Canalside West is a recently converted Grade II listed textile mill, which has been purposely bought and renovated (at a cost of over £5M) to house the then School of Computing and Mathematics. The mill was built in 1865, by Thomas Firth (the street on which it stands is named after him), and began its life manufacturing wool yarn, but in its time has manufactured cotton and carpet yarns. Because of the diversity of its textile industry Huddersfield has managed to weather the storms of industrial unrest and change and at one time manufactured silk and the finest woollen worsted in the world.
Firth Street Mill, as it was then known, was ideally placed with the
canal providing excellent transport to Halifax, Wakefield, Leeds, York
and Hull in the one direction and Manchester and Liverpool in the other.
In 1886 Reuben Hirst purchased the mill and added the weaving sheds (these now house two of our largest classrooms, a large 275 seater lecture theatre and the 24hr access laboratory). However this venture into weaving was not successful and in the 1920s the business returned to spinning. The 1930s saw another change of hands, to Fred Lawton & Sons, who bought the mill to expand their business. The Lawtons manufactured woollen carpets, blankets and weaving yarns (and indeed still do to this day) and are at present in the top three of the UK woollen carpet yarn spinners. In 1989 Fred Lawton & Sons once again needed to expand and moved to larger premises in the village of Meltham, leaving the mill empty until its purchase by the University in 1994.

# [Required tasks]
1. Summarize the Canalside West mill history in two sentences.
2. Print the part of the Canalside West mill history that begins at the words that have "Firth Street Mill, as" and stops after "in the other.".

# [Information supplied]
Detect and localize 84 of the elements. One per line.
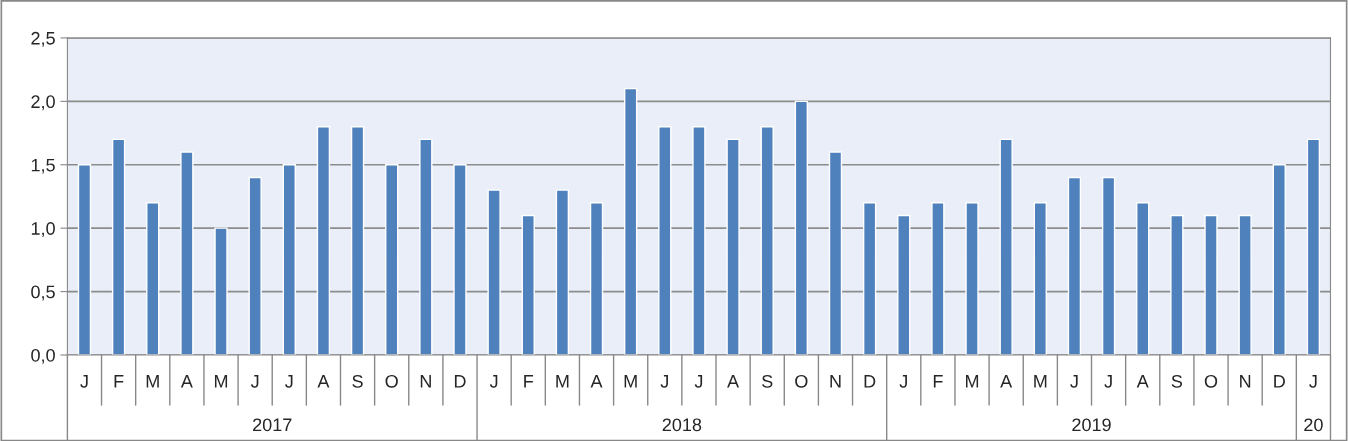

# [Answers to the problems]
1. Canalside West is a Grade II listed textile mill built in 1865 by Thomas Firth. Over its history it produced wool, cotton and carpet yarns, passed through owners including Reuben Hirst and Fred Lawton & Sons, stood empty from 1989, was bought by the University in 1994, and was renovated for over £5M to house the then School of Computing and Mathematics.

2.
Firth Street Mill, as it was then known, was ideally placed with the
canal providing excellent transport to Halifax, Wakefield, Leeds, York
and Hull in the one direction and Manchester and Liverpool in the other.